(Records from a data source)
--- START ---

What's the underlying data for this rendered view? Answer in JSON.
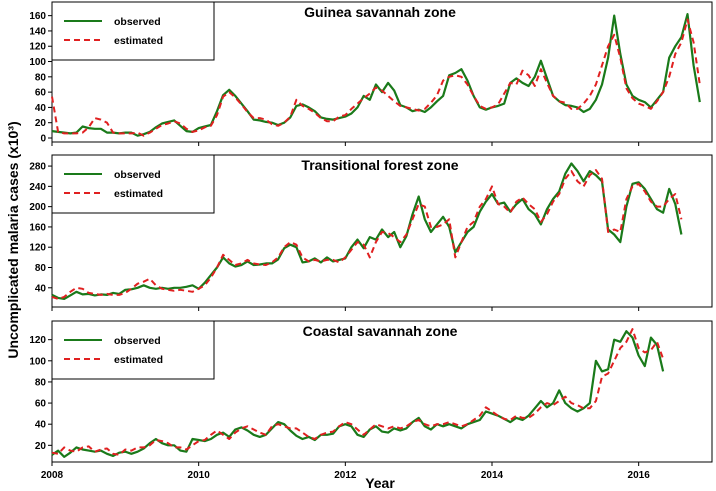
{
  "chart_data": {
    "type": "line",
    "xlabel": "Year",
    "ylabel": "Uncomplicated malaria cases (x10³)",
    "x_ticks": [
      "2008",
      "2010",
      "2012",
      "2014",
      "2016"
    ],
    "x_range": [
      2008,
      2017
    ],
    "grid": false,
    "legend_placement": "top-left",
    "colors": {
      "observed": "#1a7a1a",
      "estimated": "#e02020"
    },
    "panels": [
      {
        "title": "Guinea savannah zone",
        "ylim": [
          0,
          170
        ],
        "y_ticks": [
          0,
          20,
          40,
          60,
          80,
          100,
          120,
          140,
          160
        ],
        "x_start": 2008,
        "x_step": 0.08333,
        "series": [
          {
            "name": "observed",
            "values": [
              9,
              8,
              7,
              6,
              7,
              15,
              13,
              12,
              12,
              7,
              7,
              6,
              7,
              7,
              3,
              5,
              8,
              14,
              19,
              21,
              23,
              16,
              9,
              8,
              13,
              15,
              17,
              35,
              56,
              63,
              55,
              45,
              35,
              24,
              23,
              21,
              20,
              17,
              20,
              27,
              42,
              44,
              40,
              35,
              27,
              25,
              24,
              26,
              28,
              32,
              40,
              55,
              50,
              70,
              60,
              72,
              62,
              43,
              40,
              35,
              37,
              34,
              40,
              48,
              55,
              82,
              85,
              90,
              75,
              55,
              40,
              37,
              40,
              42,
              45,
              72,
              78,
              72,
              68,
              80,
              101,
              78,
              55,
              48,
              43,
              42,
              40,
              34,
              38,
              50,
              70,
              105,
              160,
              110,
              70,
              55,
              50,
              47,
              40,
              50,
              60,
              105,
              120,
              132,
              162,
              95,
              47
            ]
          },
          {
            "name": "estimated",
            "values": [
              54,
              8,
              6,
              6,
              6,
              7,
              14,
              26,
              24,
              20,
              7,
              6,
              6,
              6,
              7,
              3,
              7,
              12,
              17,
              19,
              22,
              19,
              12,
              8,
              10,
              14,
              16,
              30,
              54,
              60,
              53,
              44,
              34,
              26,
              26,
              24,
              18,
              16,
              20,
              28,
              50,
              42,
              38,
              33,
              26,
              22,
              22,
              28,
              30,
              38,
              45,
              52,
              58,
              66,
              62,
              55,
              48,
              42,
              40,
              38,
              36,
              38,
              46,
              56,
              75,
              80,
              82,
              80,
              70,
              55,
              42,
              38,
              40,
              44,
              58,
              72,
              70,
              88,
              82,
              68,
              90,
              72,
              55,
              48,
              46,
              38,
              38,
              45,
              55,
              70,
              95,
              120,
              135,
              105,
              65,
              52,
              45,
              42,
              38,
              48,
              60,
              80,
              110,
              125,
              155,
              125,
              70
            ]
          }
        ]
      },
      {
        "title": "Transitional forest zone",
        "ylim": [
          10,
          290
        ],
        "y_ticks": [
          40,
          80,
          120,
          160,
          200,
          240,
          280
        ],
        "x_start": 2008,
        "x_step": 0.08333,
        "series": [
          {
            "name": "observed",
            "values": [
              26,
              20,
              18,
              25,
              32,
              27,
              28,
              25,
              27,
              26,
              30,
              28,
              36,
              37,
              40,
              45,
              40,
              38,
              40,
              38,
              40,
              40,
              42,
              45,
              38,
              50,
              65,
              80,
              100,
              88,
              82,
              85,
              92,
              85,
              86,
              88,
              88,
              96,
              118,
              125,
              120,
              90,
              92,
              98,
              90,
              100,
              92,
              95,
              98,
              120,
              135,
              118,
              140,
              135,
              155,
              140,
              150,
              120,
              142,
              185,
              220,
              175,
              150,
              165,
              180,
              160,
              110,
              130,
              150,
              160,
              190,
              210,
              225,
              205,
              208,
              190,
              205,
              215,
              195,
              185,
              165,
              195,
              215,
              230,
              265,
              285,
              270,
              250,
              270,
              262,
              250,
              155,
              145,
              130,
              200,
              245,
              248,
              235,
              215,
              195,
              188,
              235,
              205,
              145
            ]
          },
          {
            "name": "estimated",
            "values": [
              22,
              18,
              22,
              32,
              40,
              38,
              30,
              28,
              26,
              28,
              26,
              26,
              30,
              38,
              48,
              52,
              58,
              45,
              38,
              36,
              34,
              36,
              34,
              32,
              38,
              45,
              60,
              80,
              105,
              95,
              85,
              88,
              95,
              88,
              86,
              85,
              90,
              100,
              120,
              130,
              125,
              100,
              92,
              95,
              92,
              95,
              95,
              90,
              100,
              115,
              130,
              125,
              100,
              130,
              150,
              148,
              140,
              130,
              145,
              175,
              205,
              200,
              160,
              160,
              165,
              175,
              100,
              130,
              160,
              170,
              200,
              215,
              240,
              205,
              200,
              188,
              210,
              218,
              205,
              195,
              170,
              185,
              210,
              225,
              255,
              270,
              250,
              240,
              262,
              272,
              255,
              150,
              155,
              150,
              215,
              240,
              245,
              230,
              210,
              200,
              200,
              215,
              225,
              175
            ]
          }
        ]
      },
      {
        "title": "Coastal savannah zone",
        "ylim": [
          8,
          132
        ],
        "y_ticks": [
          20,
          40,
          60,
          80,
          100,
          120
        ],
        "x_start": 2008,
        "x_step": 0.08333,
        "series": [
          {
            "name": "observed",
            "values": [
              11,
              15,
              9,
              13,
              18,
              16,
              15,
              14,
              15,
              12,
              10,
              13,
              14,
              12,
              14,
              17,
              22,
              26,
              22,
              20,
              20,
              15,
              14,
              26,
              25,
              24,
              26,
              30,
              32,
              28,
              35,
              37,
              34,
              30,
              28,
              30,
              36,
              42,
              40,
              34,
              29,
              26,
              28,
              25,
              30,
              30,
              31,
              38,
              40,
              38,
              30,
              28,
              35,
              38,
              33,
              32,
              36,
              34,
              36,
              42,
              46,
              38,
              35,
              40,
              38,
              40,
              38,
              36,
              40,
              42,
              44,
              52,
              50,
              48,
              45,
              42,
              46,
              44,
              48,
              55,
              62,
              56,
              60,
              72,
              60,
              55,
              52,
              55,
              60,
              100,
              90,
              92,
              120,
              118,
              128,
              122,
              105,
              95,
              122,
              115,
              90
            ]
          },
          {
            "name": "estimated",
            "values": [
              13,
              12,
              18,
              15,
              14,
              18,
              19,
              14,
              16,
              17,
              12,
              11,
              16,
              15,
              18,
              18,
              20,
              25,
              24,
              22,
              18,
              18,
              16,
              20,
              24,
              25,
              30,
              34,
              30,
              26,
              32,
              36,
              38,
              35,
              32,
              30,
              38,
              40,
              38,
              36,
              36,
              32,
              28,
              26,
              30,
              32,
              33,
              38,
              42,
              40,
              35,
              30,
              35,
              40,
              38,
              36,
              38,
              36,
              38,
              42,
              44,
              40,
              38,
              40,
              40,
              42,
              40,
              38,
              40,
              44,
              48,
              56,
              52,
              48,
              45,
              44,
              48,
              46,
              46,
              50,
              56,
              60,
              58,
              62,
              66,
              60,
              58,
              55,
              55,
              62,
              85,
              88,
              100,
              112,
              118,
              130,
              112,
              108,
              110,
              118,
              102
            ]
          }
        ]
      }
    ]
  }
}
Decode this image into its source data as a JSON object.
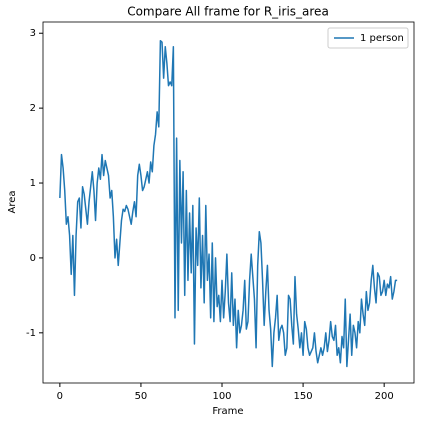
{
  "chart_data": {
    "type": "line",
    "title": "Compare All frame for R_iris_area",
    "x_label": "Frame",
    "y_label": "Area",
    "legend": "upper right",
    "x": [
      0,
      1,
      2,
      3,
      4,
      5,
      6,
      7,
      8,
      9,
      10,
      11,
      12,
      13,
      14,
      15,
      16,
      17,
      18,
      19,
      20,
      21,
      22,
      23,
      24,
      25,
      26,
      27,
      28,
      29,
      30,
      31,
      32,
      33,
      34,
      35,
      36,
      37,
      38,
      39,
      40,
      41,
      42,
      43,
      44,
      45,
      46,
      47,
      48,
      49,
      50,
      51,
      52,
      53,
      54,
      55,
      56,
      57,
      58,
      59,
      60,
      61,
      62,
      63,
      64,
      65,
      66,
      67,
      68,
      69,
      70,
      71,
      72,
      73,
      74,
      75,
      76,
      77,
      78,
      79,
      80,
      81,
      82,
      83,
      84,
      85,
      86,
      87,
      88,
      89,
      90,
      91,
      92,
      93,
      94,
      95,
      96,
      97,
      98,
      99,
      100,
      101,
      102,
      103,
      104,
      105,
      106,
      107,
      108,
      109,
      110,
      111,
      112,
      113,
      114,
      115,
      116,
      117,
      118,
      119,
      120,
      121,
      122,
      123,
      124,
      125,
      126,
      127,
      128,
      129,
      130,
      131,
      132,
      133,
      134,
      135,
      136,
      137,
      138,
      139,
      140,
      141,
      142,
      143,
      144,
      145,
      146,
      147,
      148,
      149,
      150,
      151,
      152,
      153,
      154,
      155,
      156,
      157,
      158,
      159,
      160,
      161,
      162,
      163,
      164,
      165,
      166,
      167,
      168,
      169,
      170,
      171,
      172,
      173,
      174,
      175,
      176,
      177,
      178,
      179,
      180,
      181,
      182,
      183,
      184,
      185,
      186,
      187,
      188,
      189,
      190,
      191,
      192,
      193,
      194,
      195,
      196,
      197,
      198,
      199,
      200,
      201,
      202,
      203,
      204,
      205,
      206,
      207,
      208
    ],
    "series": [
      {
        "name": "1 person",
        "color": "#1f77b4",
        "values": [
          0.8,
          1.38,
          1.2,
          0.9,
          0.45,
          0.55,
          0.3,
          -0.22,
          0.3,
          -0.5,
          0.3,
          0.75,
          0.8,
          0.4,
          0.95,
          0.85,
          0.65,
          0.45,
          0.75,
          0.95,
          1.15,
          0.9,
          0.5,
          1.0,
          1.2,
          1.05,
          1.38,
          1.1,
          1.3,
          1.2,
          1.1,
          0.8,
          0.9,
          0.55,
          0.0,
          0.25,
          -0.1,
          0.2,
          0.5,
          0.65,
          0.62,
          0.7,
          0.65,
          0.55,
          0.45,
          0.62,
          0.75,
          0.55,
          1.1,
          1.25,
          1.1,
          0.9,
          0.95,
          1.05,
          1.15,
          1.0,
          1.28,
          1.15,
          1.5,
          1.65,
          1.95,
          1.75,
          2.9,
          2.88,
          2.4,
          2.82,
          2.6,
          2.3,
          2.35,
          2.3,
          2.82,
          -0.8,
          1.6,
          -0.7,
          1.3,
          0.2,
          1.15,
          -0.5,
          0.9,
          -0.3,
          0.6,
          -0.2,
          0.7,
          -1.15,
          0.4,
          -0.1,
          0.8,
          -0.4,
          0.3,
          -0.6,
          0.7,
          -0.3,
          0.05,
          -0.8,
          0.2,
          -0.85,
          0.0,
          -0.65,
          -0.5,
          -0.85,
          -0.3,
          -0.8,
          -0.45,
          0.05,
          -0.6,
          -0.85,
          -0.2,
          -0.9,
          -0.55,
          -1.2,
          -0.7,
          -1.0,
          -0.9,
          -0.7,
          -0.3,
          -0.95,
          -0.85,
          -0.3,
          0.05,
          -0.25,
          -0.55,
          -1.2,
          -0.1,
          0.35,
          0.2,
          -0.3,
          -0.9,
          -0.45,
          -0.1,
          -0.7,
          -0.95,
          -1.45,
          -1.0,
          -0.8,
          -0.5,
          -1.1,
          -0.95,
          -0.9,
          -1.0,
          -1.3,
          -1.2,
          -0.5,
          -0.55,
          -0.9,
          -1.15,
          -0.25,
          -0.75,
          -0.95,
          -1.2,
          -1.0,
          -1.3,
          -0.85,
          -0.95,
          -1.2,
          -1.3,
          -1.25,
          -1.2,
          -1.0,
          -1.25,
          -1.4,
          -1.3,
          -1.2,
          -1.3,
          -1.2,
          -1.0,
          -1.25,
          -1.1,
          -0.85,
          -1.05,
          -1.1,
          -0.9,
          -1.3,
          -1.2,
          -1.4,
          -1.05,
          -1.2,
          -0.55,
          -1.45,
          -1.1,
          -0.75,
          -1.3,
          -0.9,
          -1.0,
          -1.2,
          -0.85,
          -1.0,
          -0.55,
          -0.75,
          -0.9,
          -0.45,
          -0.7,
          -0.6,
          -0.3,
          -0.1,
          -0.4,
          -0.6,
          -0.2,
          -0.25,
          -0.5,
          -0.45,
          -0.3,
          -0.5,
          -0.35,
          -0.4,
          -0.25,
          -0.55,
          -0.45,
          -0.3,
          -0.3
        ]
      }
    ],
    "xlim": [
      -10.4,
      218.4
    ],
    "xticks": [
      0,
      50,
      100,
      150,
      200
    ],
    "ylim": [
      -1.67,
      3.15
    ],
    "yticks": [
      -1,
      0,
      1,
      2,
      3
    ]
  }
}
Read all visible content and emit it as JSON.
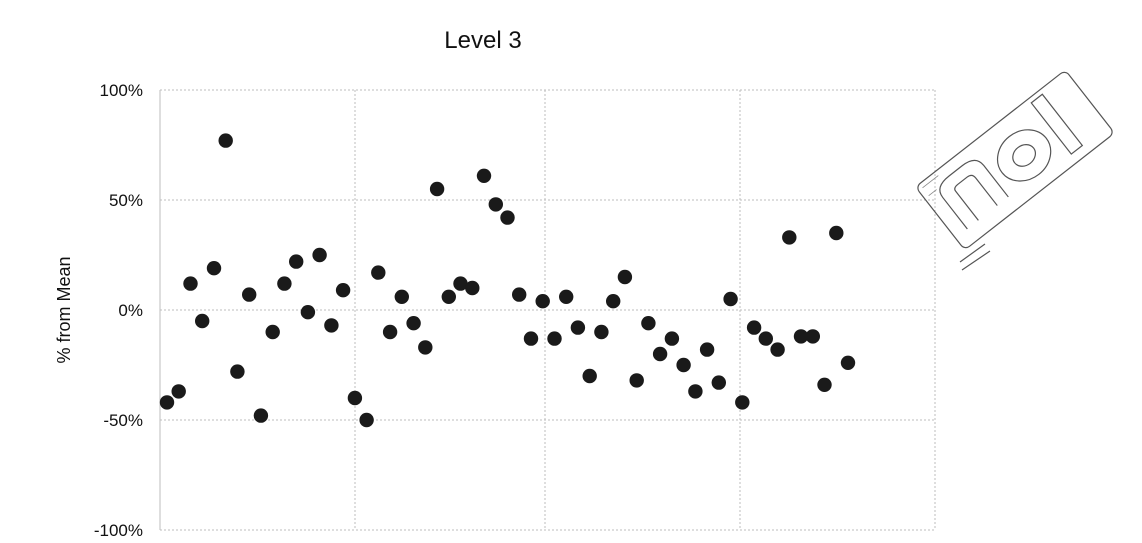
{
  "chart_data": {
    "type": "scatter",
    "title": "Level 3",
    "xlabel": "",
    "ylabel": "% from Mean",
    "ylim": [
      -100,
      100
    ],
    "yticks": [
      100,
      50,
      0,
      -50,
      -100
    ],
    "ytick_labels": [
      "100%",
      "50%",
      "0%",
      "-50%",
      "-100%"
    ],
    "grid": true,
    "legend": "none",
    "marker_color": "#1a1a1a",
    "series": [
      {
        "values": [
          -42,
          -37,
          12,
          -5,
          19,
          77,
          -28,
          7,
          -48,
          -10,
          12,
          22,
          -1,
          25,
          -7,
          9,
          -40,
          -50,
          17,
          -10,
          6,
          -6,
          -17,
          55,
          6,
          12,
          10,
          61,
          48,
          42,
          7,
          -13,
          4,
          -13,
          6,
          -8,
          -30,
          -10,
          4,
          15,
          -32,
          -6,
          -20,
          -13,
          -25,
          -37,
          -18,
          -33,
          5,
          -42,
          -8,
          -13,
          -18,
          33,
          -12,
          -12,
          -34,
          35,
          -24
        ]
      }
    ]
  }
}
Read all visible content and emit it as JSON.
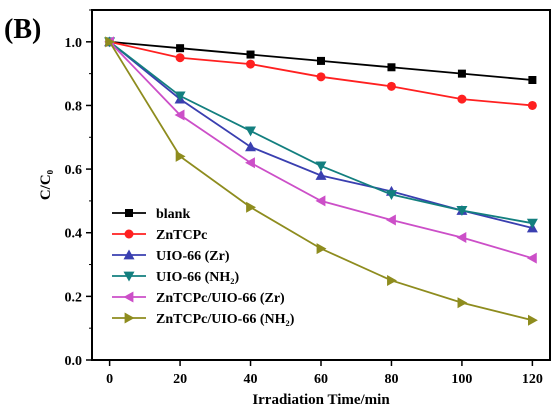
{
  "panel_label": "(B)",
  "chart_data": {
    "type": "line",
    "xlabel": "Irradiation Time/min",
    "ylabel": "C/C₀",
    "xlim": [
      -5,
      125
    ],
    "ylim": [
      0.0,
      1.1
    ],
    "x_ticks": [
      0,
      20,
      40,
      60,
      80,
      100,
      120
    ],
    "y_ticks": [
      0.0,
      0.2,
      0.4,
      0.6,
      0.8,
      1.0
    ],
    "y_tick_labels": [
      "0.0",
      "0.2",
      "0.4",
      "0.6",
      "0.8",
      "1.0"
    ],
    "x": [
      0,
      20,
      40,
      60,
      80,
      100,
      120
    ],
    "legend_position": "lower-left",
    "series": [
      {
        "name": "blank",
        "color": "#000000",
        "marker": "square",
        "values": [
          1.0,
          0.98,
          0.96,
          0.94,
          0.92,
          0.9,
          0.88
        ]
      },
      {
        "name": "ZnTCPc",
        "color": "#ff2020",
        "marker": "circle",
        "values": [
          1.0,
          0.95,
          0.93,
          0.89,
          0.86,
          0.82,
          0.8
        ]
      },
      {
        "name": "UIO-66 (Zr)",
        "color": "#3a3fb0",
        "marker": "triangle-up",
        "values": [
          1.0,
          0.82,
          0.67,
          0.58,
          0.53,
          0.47,
          0.415
        ]
      },
      {
        "name": "UIO-66 (NH₂)",
        "color": "#137f7f",
        "marker": "triangle-down",
        "values": [
          1.0,
          0.83,
          0.72,
          0.61,
          0.52,
          0.47,
          0.43
        ]
      },
      {
        "name": "ZnTCPc/UIO-66 (Zr)",
        "color": "#cc4fc8",
        "marker": "triangle-left",
        "values": [
          1.0,
          0.77,
          0.62,
          0.5,
          0.44,
          0.385,
          0.32
        ]
      },
      {
        "name": "ZnTCPc/UIO-66 (NH₂)",
        "color": "#8e8c1e",
        "marker": "triangle-right",
        "values": [
          1.0,
          0.64,
          0.48,
          0.35,
          0.25,
          0.18,
          0.125
        ]
      }
    ]
  }
}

--- END ---

What you need to do – Where a line above contains the string "xlabel", copy that line.

Exercise response –
    "xlabel": "Year",
    "xlabel": "",
    "xlabel": "Irradiation Time/min",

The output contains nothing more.